### Available data
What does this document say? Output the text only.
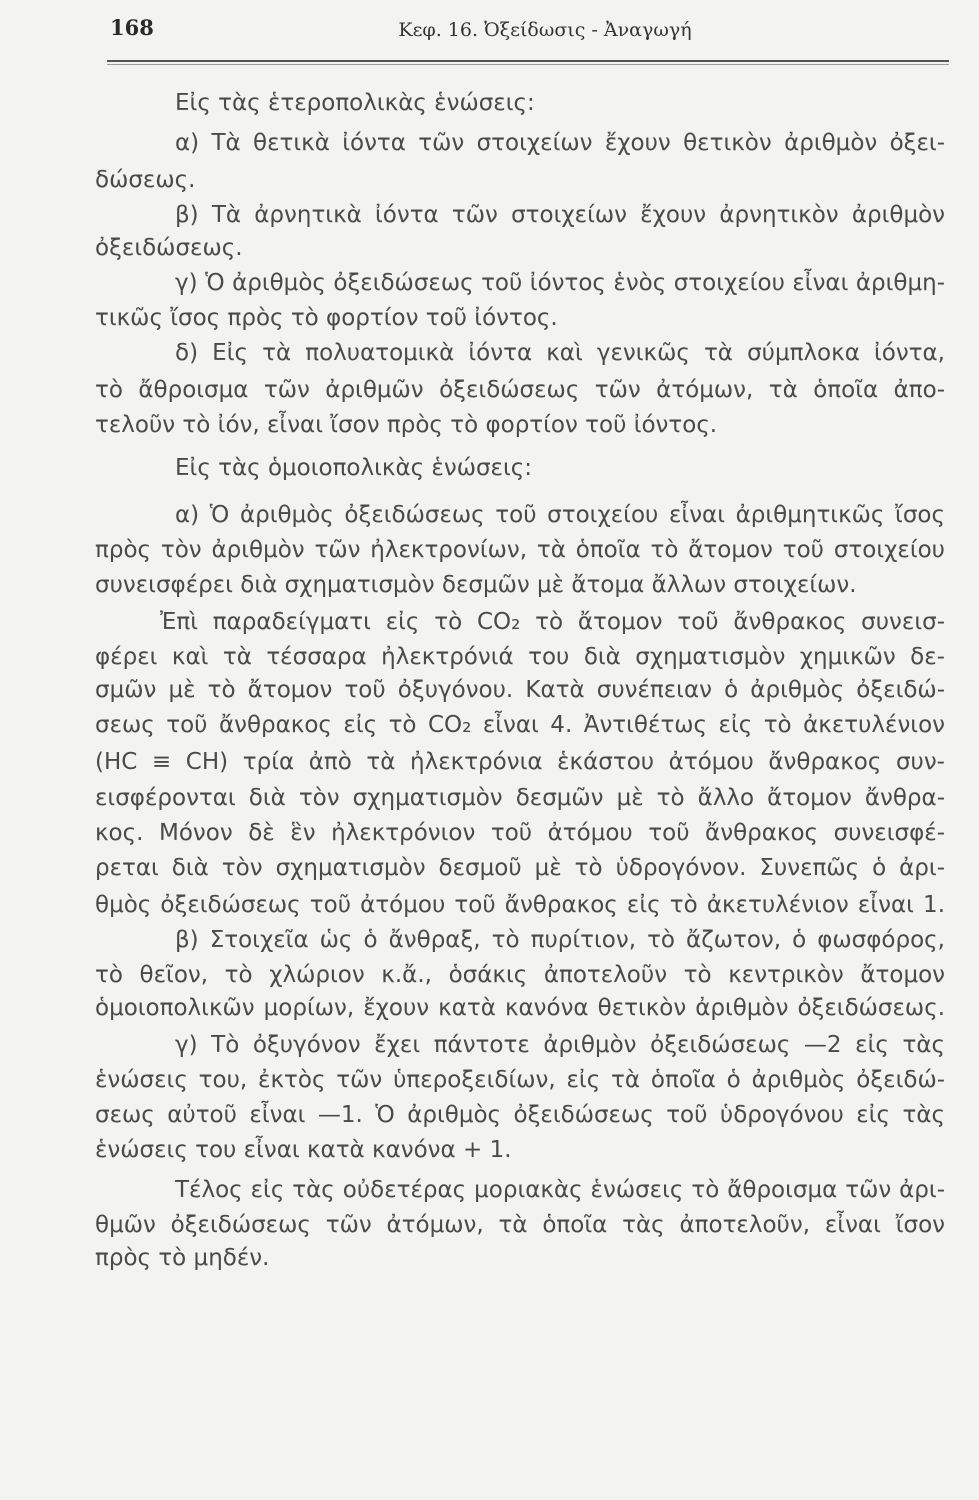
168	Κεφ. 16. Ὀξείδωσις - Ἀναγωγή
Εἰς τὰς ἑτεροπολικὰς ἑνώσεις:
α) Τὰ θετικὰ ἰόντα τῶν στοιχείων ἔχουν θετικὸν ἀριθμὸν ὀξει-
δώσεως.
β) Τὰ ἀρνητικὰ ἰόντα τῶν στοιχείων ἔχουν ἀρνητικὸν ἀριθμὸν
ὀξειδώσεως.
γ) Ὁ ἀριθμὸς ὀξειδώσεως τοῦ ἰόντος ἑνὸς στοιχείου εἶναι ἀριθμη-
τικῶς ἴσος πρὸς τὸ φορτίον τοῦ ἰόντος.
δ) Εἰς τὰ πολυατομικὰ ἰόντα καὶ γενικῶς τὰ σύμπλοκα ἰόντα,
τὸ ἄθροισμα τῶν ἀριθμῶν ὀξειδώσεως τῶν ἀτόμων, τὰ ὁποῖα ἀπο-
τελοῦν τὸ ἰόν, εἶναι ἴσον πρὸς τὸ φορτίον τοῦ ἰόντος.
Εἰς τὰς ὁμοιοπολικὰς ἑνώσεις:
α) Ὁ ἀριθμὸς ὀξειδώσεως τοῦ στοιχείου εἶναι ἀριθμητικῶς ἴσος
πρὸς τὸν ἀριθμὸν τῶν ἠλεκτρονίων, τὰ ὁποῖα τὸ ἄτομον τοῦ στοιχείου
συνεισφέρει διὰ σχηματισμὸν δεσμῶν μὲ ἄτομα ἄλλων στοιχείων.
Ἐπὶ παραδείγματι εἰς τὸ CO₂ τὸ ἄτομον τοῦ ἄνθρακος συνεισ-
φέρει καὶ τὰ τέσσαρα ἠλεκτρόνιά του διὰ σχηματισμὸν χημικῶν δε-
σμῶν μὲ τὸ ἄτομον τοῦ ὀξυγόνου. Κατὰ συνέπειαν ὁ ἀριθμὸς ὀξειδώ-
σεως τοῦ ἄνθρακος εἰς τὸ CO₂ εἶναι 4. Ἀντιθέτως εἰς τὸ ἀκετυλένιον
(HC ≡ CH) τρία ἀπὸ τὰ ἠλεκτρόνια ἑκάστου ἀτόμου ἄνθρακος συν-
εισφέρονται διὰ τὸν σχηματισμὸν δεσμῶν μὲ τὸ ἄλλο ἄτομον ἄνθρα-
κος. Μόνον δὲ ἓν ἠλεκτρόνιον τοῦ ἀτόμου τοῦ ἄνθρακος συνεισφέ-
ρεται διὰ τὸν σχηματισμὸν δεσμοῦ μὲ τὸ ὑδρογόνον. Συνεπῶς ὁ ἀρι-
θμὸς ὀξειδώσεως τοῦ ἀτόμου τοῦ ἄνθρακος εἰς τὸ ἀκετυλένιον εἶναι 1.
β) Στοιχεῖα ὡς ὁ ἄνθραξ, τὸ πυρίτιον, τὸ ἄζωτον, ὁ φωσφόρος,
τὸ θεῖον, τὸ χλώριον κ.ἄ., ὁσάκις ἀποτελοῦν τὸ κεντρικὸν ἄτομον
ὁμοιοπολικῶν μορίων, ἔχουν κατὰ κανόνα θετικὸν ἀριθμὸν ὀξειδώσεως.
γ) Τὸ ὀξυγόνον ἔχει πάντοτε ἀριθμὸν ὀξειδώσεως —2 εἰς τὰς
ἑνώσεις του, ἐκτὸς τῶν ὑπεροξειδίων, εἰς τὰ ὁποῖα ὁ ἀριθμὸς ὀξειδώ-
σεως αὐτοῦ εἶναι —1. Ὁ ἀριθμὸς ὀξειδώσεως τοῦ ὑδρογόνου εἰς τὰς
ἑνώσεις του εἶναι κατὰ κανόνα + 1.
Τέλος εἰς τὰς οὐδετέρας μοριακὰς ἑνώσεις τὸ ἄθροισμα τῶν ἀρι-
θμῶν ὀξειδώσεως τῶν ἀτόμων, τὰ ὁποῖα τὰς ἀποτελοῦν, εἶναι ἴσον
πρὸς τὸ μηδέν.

---

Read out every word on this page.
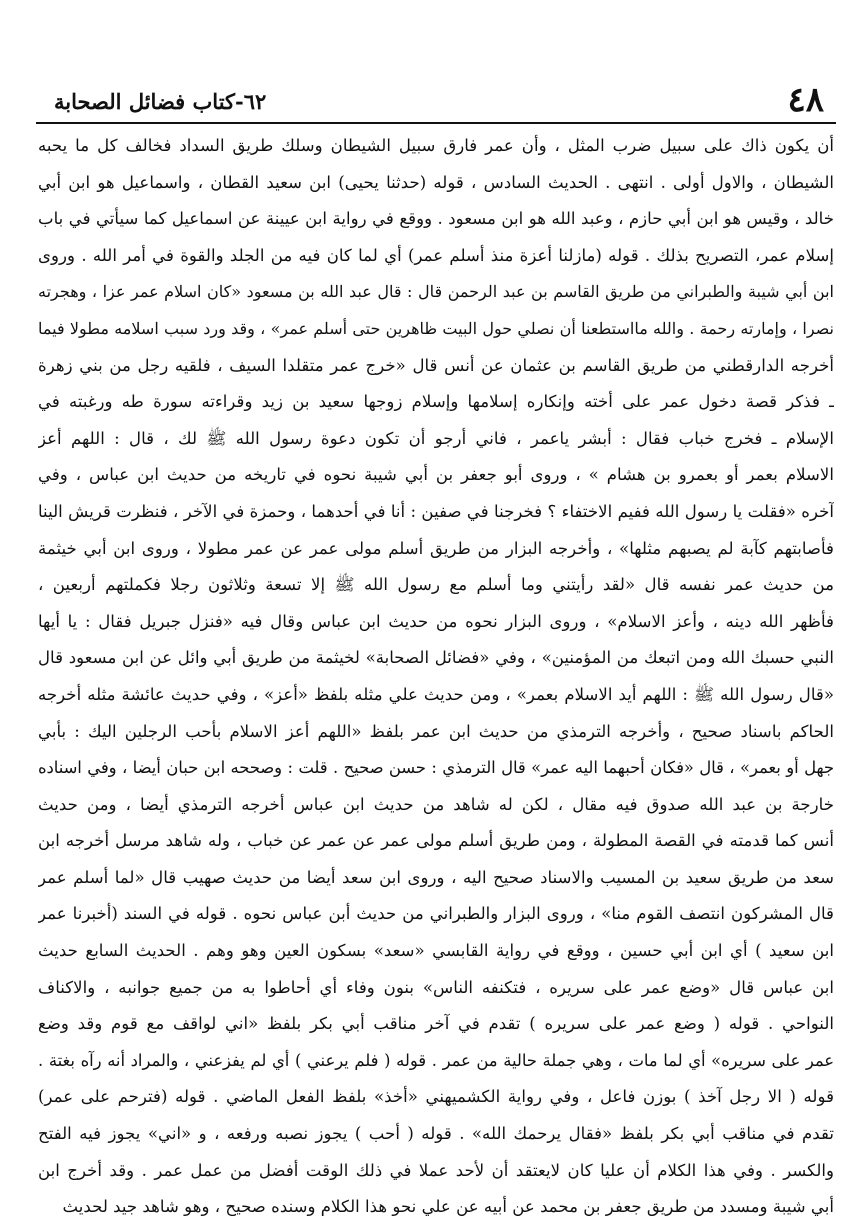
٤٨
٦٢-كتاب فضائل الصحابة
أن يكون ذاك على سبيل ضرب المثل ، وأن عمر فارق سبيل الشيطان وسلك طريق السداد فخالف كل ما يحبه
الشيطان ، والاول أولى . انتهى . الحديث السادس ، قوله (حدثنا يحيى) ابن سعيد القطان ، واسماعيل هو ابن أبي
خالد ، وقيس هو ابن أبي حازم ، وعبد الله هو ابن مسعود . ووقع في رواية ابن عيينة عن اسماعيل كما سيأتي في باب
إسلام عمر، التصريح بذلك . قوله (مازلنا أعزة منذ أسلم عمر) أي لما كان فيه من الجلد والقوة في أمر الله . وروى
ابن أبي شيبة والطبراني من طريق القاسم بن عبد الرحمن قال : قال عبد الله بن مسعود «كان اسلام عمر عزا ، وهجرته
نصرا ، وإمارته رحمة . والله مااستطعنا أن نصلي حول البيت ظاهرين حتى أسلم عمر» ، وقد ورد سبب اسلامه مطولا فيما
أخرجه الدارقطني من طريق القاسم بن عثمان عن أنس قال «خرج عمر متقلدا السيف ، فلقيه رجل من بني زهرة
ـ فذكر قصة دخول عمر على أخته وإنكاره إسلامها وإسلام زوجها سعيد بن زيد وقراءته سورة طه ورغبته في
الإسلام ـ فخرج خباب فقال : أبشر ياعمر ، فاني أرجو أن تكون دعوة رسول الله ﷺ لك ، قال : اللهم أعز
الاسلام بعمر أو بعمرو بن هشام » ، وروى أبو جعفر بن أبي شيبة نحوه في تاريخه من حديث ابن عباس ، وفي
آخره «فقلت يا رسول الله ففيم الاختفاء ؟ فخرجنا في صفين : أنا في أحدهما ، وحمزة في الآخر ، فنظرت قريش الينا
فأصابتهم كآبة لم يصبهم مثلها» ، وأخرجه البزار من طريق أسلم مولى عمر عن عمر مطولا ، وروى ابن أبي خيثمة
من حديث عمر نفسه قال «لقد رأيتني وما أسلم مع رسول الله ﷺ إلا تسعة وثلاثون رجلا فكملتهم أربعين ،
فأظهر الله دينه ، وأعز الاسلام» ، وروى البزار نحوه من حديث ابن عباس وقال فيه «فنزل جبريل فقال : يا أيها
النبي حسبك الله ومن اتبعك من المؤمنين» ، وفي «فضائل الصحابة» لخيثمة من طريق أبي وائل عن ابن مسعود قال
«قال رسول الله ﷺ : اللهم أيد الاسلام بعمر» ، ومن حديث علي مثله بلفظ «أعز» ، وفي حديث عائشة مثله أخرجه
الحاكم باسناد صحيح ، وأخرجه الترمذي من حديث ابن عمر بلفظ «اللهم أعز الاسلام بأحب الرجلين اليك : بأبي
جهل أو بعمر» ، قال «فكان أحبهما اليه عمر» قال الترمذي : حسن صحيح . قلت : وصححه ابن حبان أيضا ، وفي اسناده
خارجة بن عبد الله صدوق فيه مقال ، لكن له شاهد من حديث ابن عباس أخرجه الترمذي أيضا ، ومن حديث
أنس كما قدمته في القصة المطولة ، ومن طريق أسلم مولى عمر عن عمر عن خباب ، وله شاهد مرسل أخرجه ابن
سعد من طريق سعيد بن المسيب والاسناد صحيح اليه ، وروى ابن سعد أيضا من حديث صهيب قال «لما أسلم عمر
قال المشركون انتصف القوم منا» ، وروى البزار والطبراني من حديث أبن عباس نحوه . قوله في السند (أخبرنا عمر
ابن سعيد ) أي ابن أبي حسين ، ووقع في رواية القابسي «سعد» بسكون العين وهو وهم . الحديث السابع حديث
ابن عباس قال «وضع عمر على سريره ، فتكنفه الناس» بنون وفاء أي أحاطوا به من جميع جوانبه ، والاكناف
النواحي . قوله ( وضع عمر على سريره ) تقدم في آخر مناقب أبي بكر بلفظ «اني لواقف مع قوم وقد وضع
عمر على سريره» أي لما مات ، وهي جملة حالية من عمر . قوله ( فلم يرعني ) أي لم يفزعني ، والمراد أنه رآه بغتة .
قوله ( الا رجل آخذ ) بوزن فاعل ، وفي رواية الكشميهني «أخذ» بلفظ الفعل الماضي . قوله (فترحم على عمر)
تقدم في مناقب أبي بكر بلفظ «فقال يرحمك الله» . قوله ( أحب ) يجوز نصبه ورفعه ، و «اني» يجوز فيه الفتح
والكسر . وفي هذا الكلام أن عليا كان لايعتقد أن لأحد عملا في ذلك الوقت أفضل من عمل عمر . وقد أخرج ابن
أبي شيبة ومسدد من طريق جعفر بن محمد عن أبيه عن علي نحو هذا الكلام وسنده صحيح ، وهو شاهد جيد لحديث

### Short task
Write out every line of the listing that holds the word "القاسم".

### Output for this task
ابن أبي شيبة والطبراني من طريق القاسم بن عبد الرحمن قال : قال عبد الله بن مسعود «كان اسلام عمر عزا ، وهجرته
أخرجه الدارقطني من طريق القاسم بن عثمان عن أنس قال «خرج عمر متقلدا السيف ، فلقيه رجل من بني زهرة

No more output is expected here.